>> BEGIN Information supplied

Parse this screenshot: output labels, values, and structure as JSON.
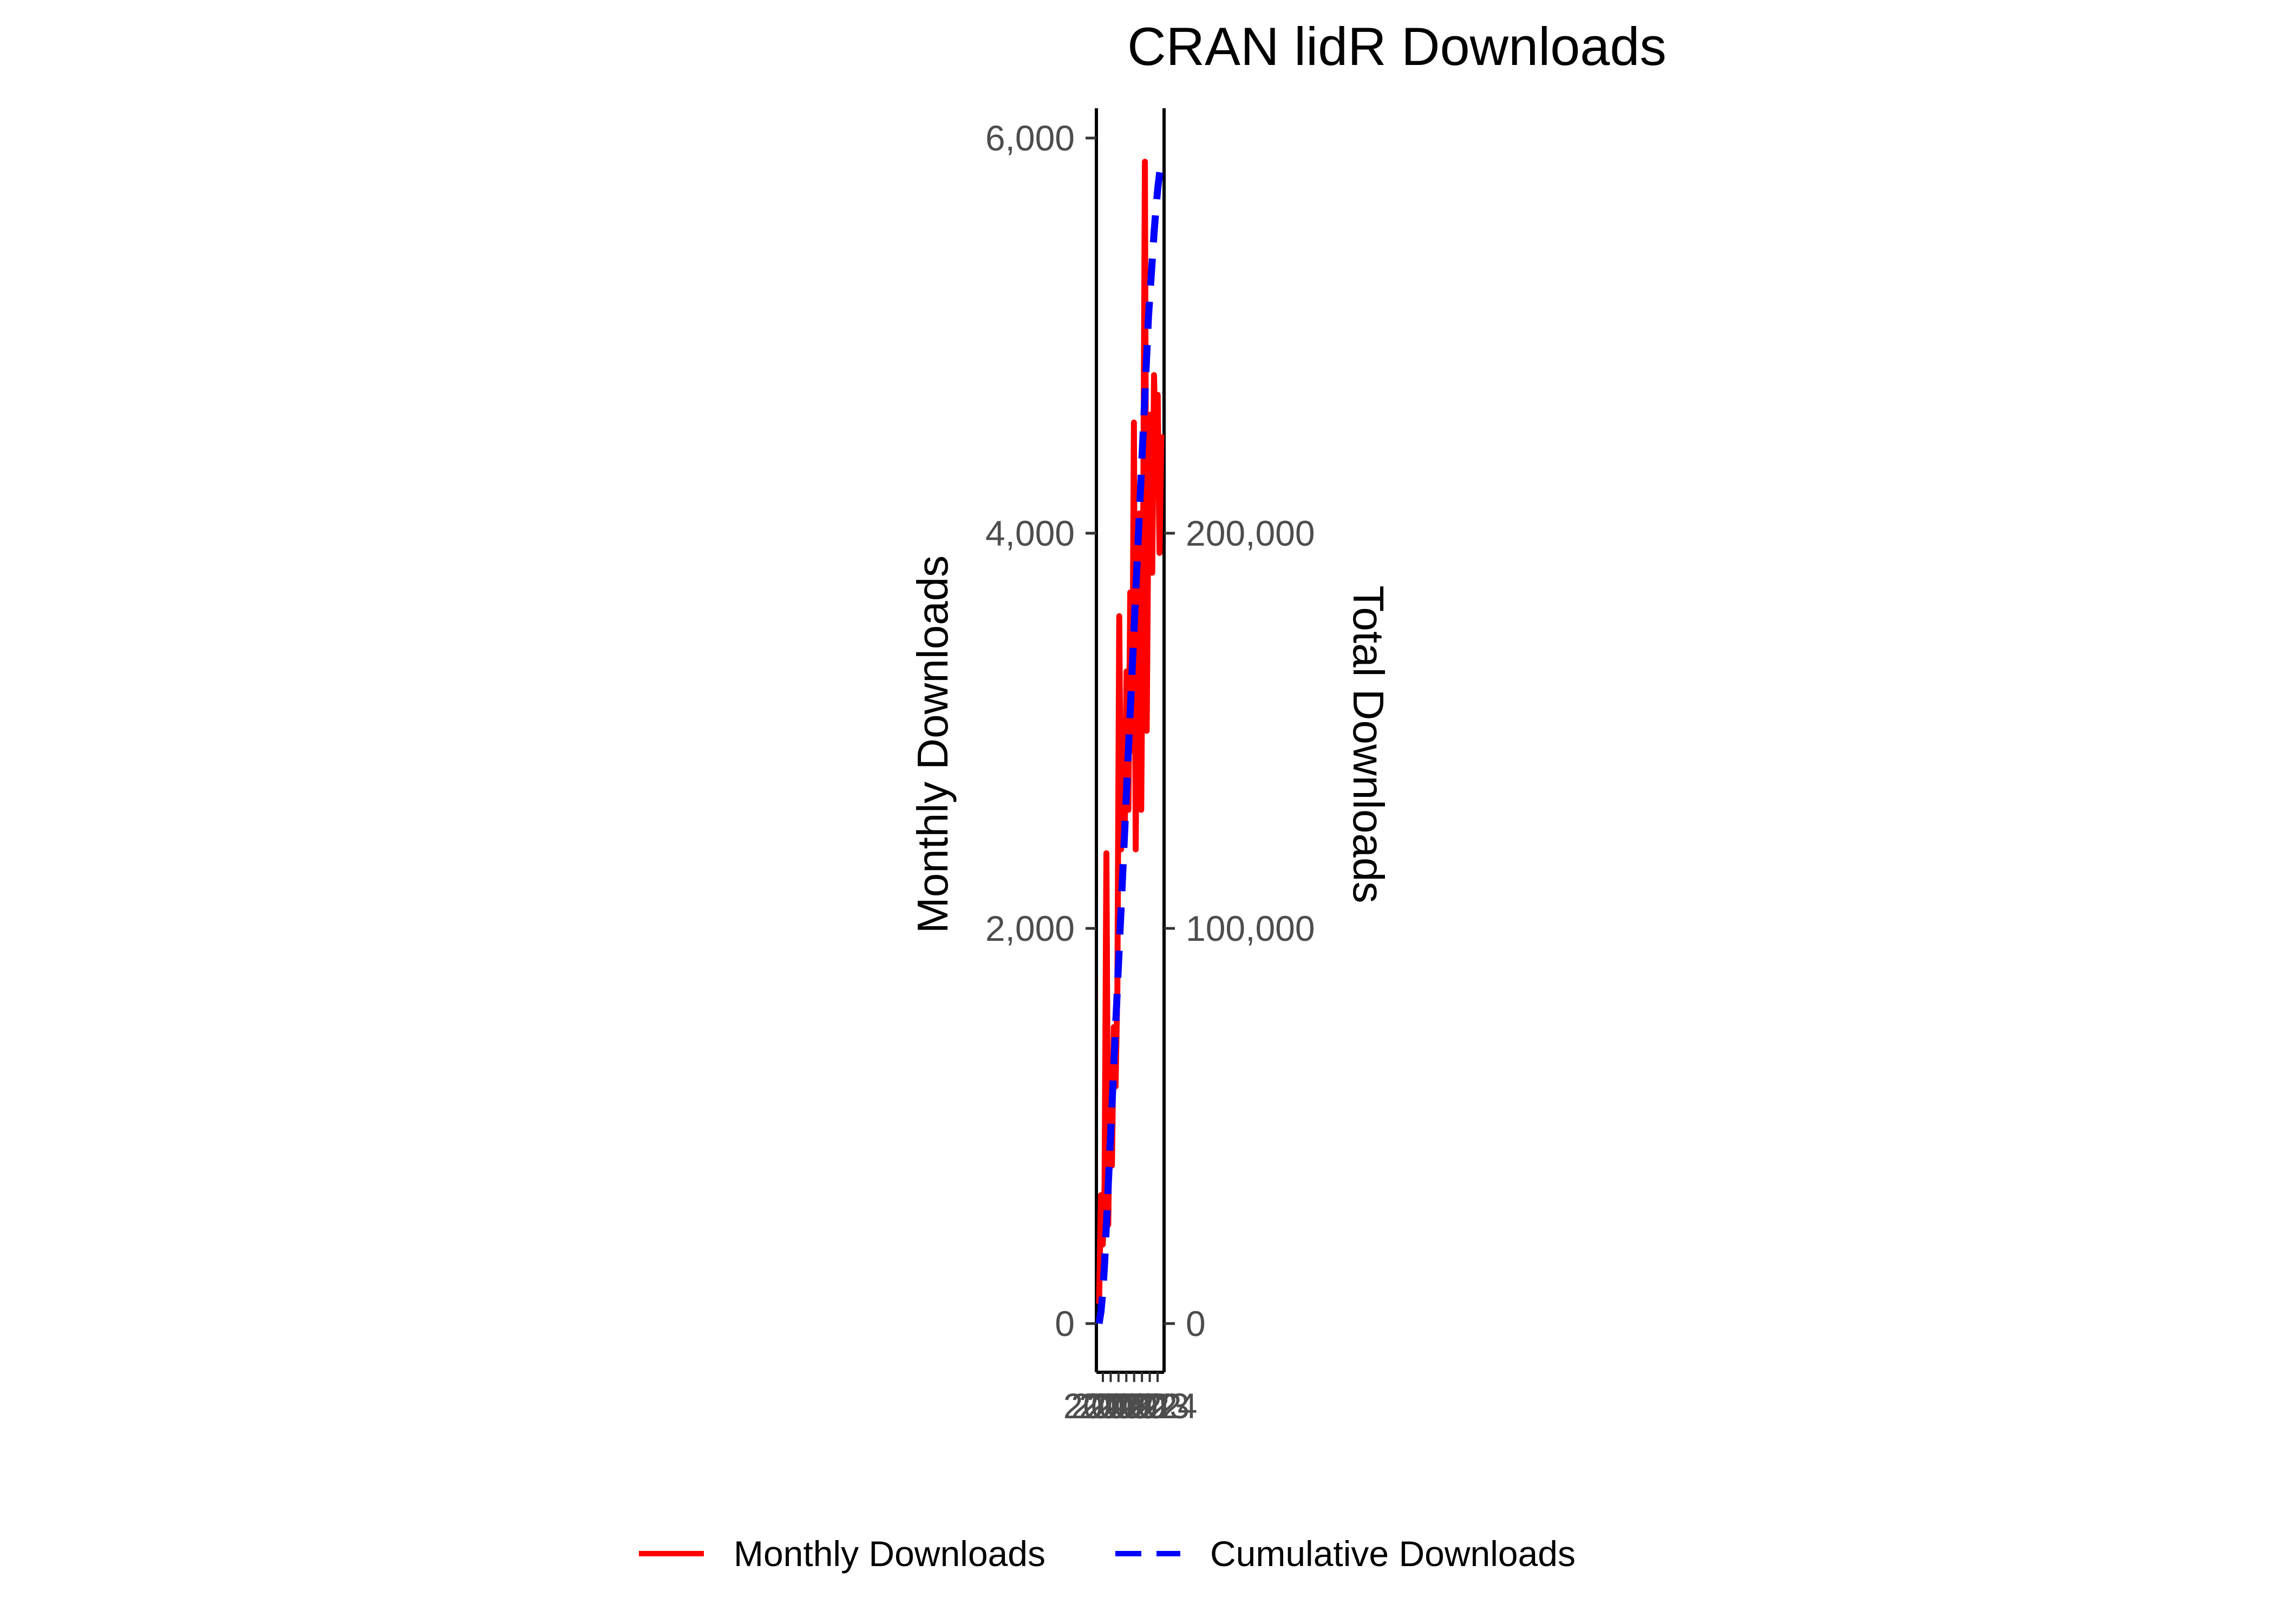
{
  "chart_data": {
    "type": "line",
    "title": "CRAN lidR Downloads",
    "ylabel_left": "Monthly Downloads",
    "ylabel_right": "Total Downloads",
    "ylim_left": [
      0,
      6000
    ],
    "ylim_right": [
      0,
      300000
    ],
    "yticks_left": [
      0,
      2000,
      4000,
      6000
    ],
    "ytick_labels_left": [
      "0",
      "2,000",
      "4,000",
      "6,000"
    ],
    "yticks_right": [
      0,
      100000,
      200000
    ],
    "ytick_labels_right": [
      "0",
      "100,000",
      "200,000"
    ],
    "x_tick_labels": [
      "2017",
      "2018",
      "2019",
      "2020",
      "2021",
      "2022",
      "2023",
      "2024"
    ],
    "grid": false,
    "legend_position": "bottom",
    "colors": {
      "monthly": "#ff0000",
      "cumulative": "#0000ff"
    },
    "series": [
      {
        "name": "Monthly Downloads",
        "axis": "left",
        "style": "solid",
        "values": [
          100,
          650,
          400,
          700,
          2380,
          500,
          1300,
          800,
          1500,
          1200,
          1700,
          3580,
          2400,
          3000,
          2500,
          3300,
          2600,
          3700,
          2900,
          4560,
          2400,
          3800,
          4100,
          2600,
          3900,
          5880,
          3000,
          4200,
          4600,
          3800,
          4800,
          4300,
          4700,
          3900,
          4500
        ]
      },
      {
        "name": "Cumulative Downloads",
        "axis": "right",
        "style": "dashed",
        "values": [
          0,
          3000,
          8000,
          15000,
          25000,
          35000,
          45000,
          55000,
          65000,
          75000,
          85000,
          95000,
          105000,
          115000,
          125000,
          135000,
          145000,
          155000,
          165000,
          175000,
          185000,
          195000,
          205000,
          215000,
          225000,
          235000,
          245000,
          255000,
          262000,
          269000,
          276000,
          282000,
          287000,
          291000,
          294000
        ]
      }
    ]
  }
}
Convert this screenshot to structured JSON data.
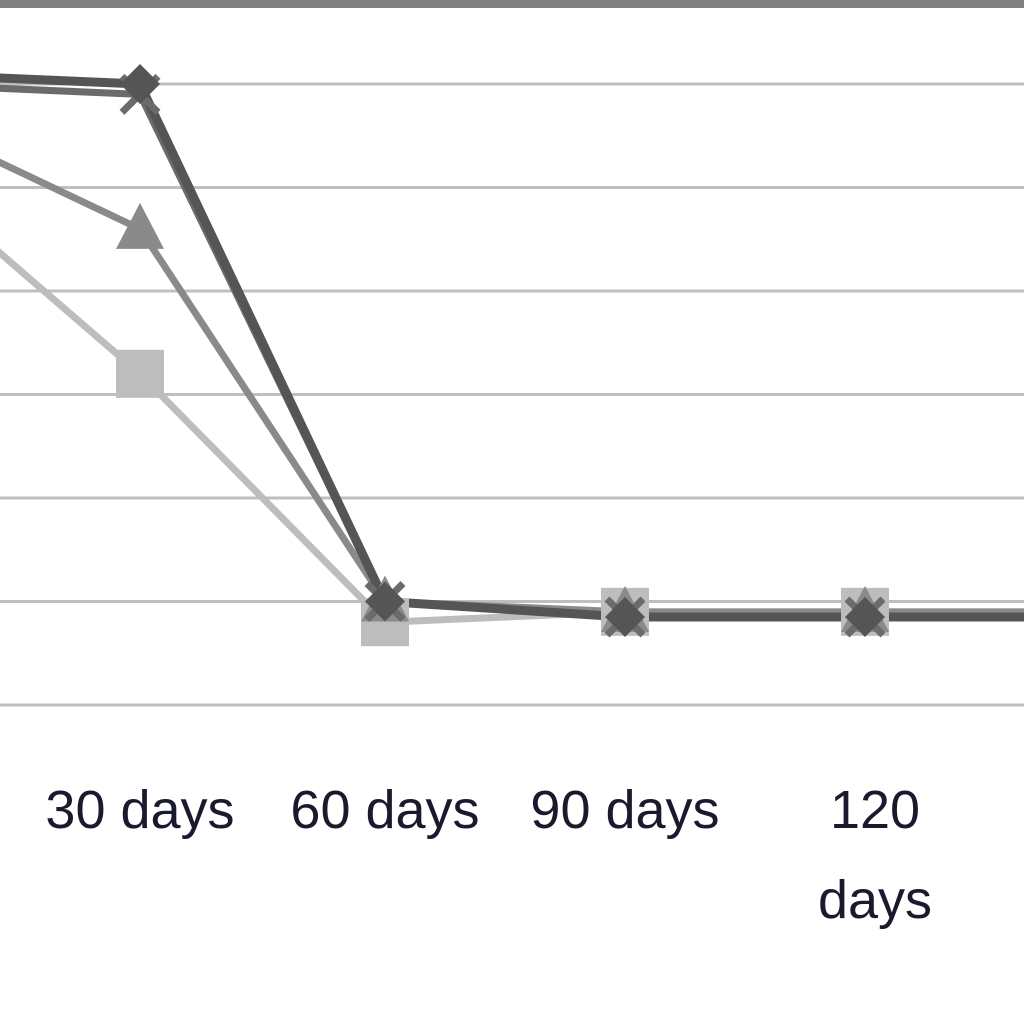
{
  "chart_data": {
    "type": "line",
    "title": "",
    "xlabel": "",
    "ylabel": "",
    "categories": [
      "",
      "30 days",
      "60 days",
      "90 days",
      "120 days"
    ],
    "series": [
      {
        "color": "#555555",
        "marker": "diamond",
        "values": [
          6.1,
          6.0,
          1.0,
          0.85,
          0.85
        ]
      },
      {
        "color": "#8a8a8a",
        "marker": "triangle",
        "values": [
          5.7,
          4.6,
          1.0,
          0.9,
          0.9
        ]
      },
      {
        "color": "#bdbdbd",
        "marker": "square",
        "values": [
          5.2,
          3.2,
          0.8,
          0.9,
          0.9
        ]
      },
      {
        "color": "#6b6b6b",
        "marker": "x",
        "values": [
          6.0,
          5.9,
          1.0,
          0.85,
          0.85
        ]
      }
    ],
    "ylim": [
      0,
      6
    ],
    "grid": true,
    "colors": {
      "frame": "#808080",
      "gridline": "#bfbfbf",
      "tick_label": "#1a1a2e"
    }
  }
}
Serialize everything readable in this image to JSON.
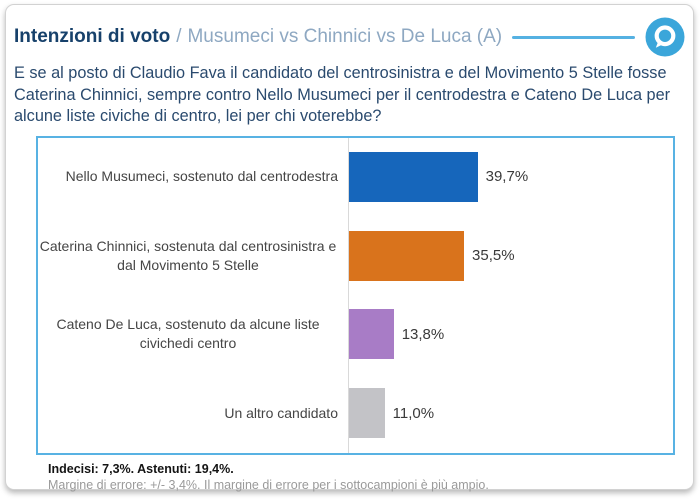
{
  "header": {
    "title": "Intenzioni di voto",
    "separator": "/",
    "subtitle": "Musumeci vs Chinnici vs De Luca (A)",
    "accent_color": "#55b1e2",
    "logo_color": "#3ba6da",
    "logo_name": "quorum-q-speech-bubble-logo"
  },
  "question": "E se al posto di Claudio Fava il candidato del centrosinistra e del Movimento 5 Stelle fosse Caterina Chinnici, sempre contro Nello Musumeci per il centrodestra e Cateno De Luca per alcune liste civiche di centro, lei per chi voterebbe?",
  "chart_data": {
    "type": "bar",
    "orientation": "horizontal",
    "value_axis": {
      "min": 0,
      "max": 100,
      "unit": "%",
      "gridlines": false
    },
    "keys": [
      "musumeci",
      "chinnici",
      "de-luca",
      "altro-candidato"
    ],
    "categories": [
      "Nello Musumeci, sostenuto dal centrodestra",
      "Caterina Chinnici, sostenuta dal centrosinistra e\ndal Movimento 5 Stelle",
      "Cateno De Luca, sostenuto da alcune liste\ncivichedi centro",
      "Un altro candidato"
    ],
    "values": [
      39.7,
      35.5,
      13.8,
      11.0
    ],
    "value_labels": [
      "39,7%",
      "35,5%",
      "13,8%",
      "11,0%"
    ],
    "bar_colors": [
      "#1666bb",
      "#d9731c",
      "#a87cc6",
      "#c3c3c7"
    ]
  },
  "footnote": {
    "line1": "Indecisi: 7,3%. Astenuti: 19,4%.",
    "line2": "Margine di errore: +/- 3,4%. Il margine di errore per i sottocampioni è più ampio."
  }
}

>> END Information supplied

> **Exercise aim**: Find the lines containing "candidato" and list every one of them.

> **Solution**:
  "question": "E se al posto di Claudio Fava il candidato del centrosinistra e del Movimento 5 Stelle fosse Caterina Chinnici, sempre contro Nello Musumeci per il centrodestra e Cateno De Luca per alcune liste civiche di centro, lei per chi voterebbe?",
      "altro-candidato"
      "Un altro candidato"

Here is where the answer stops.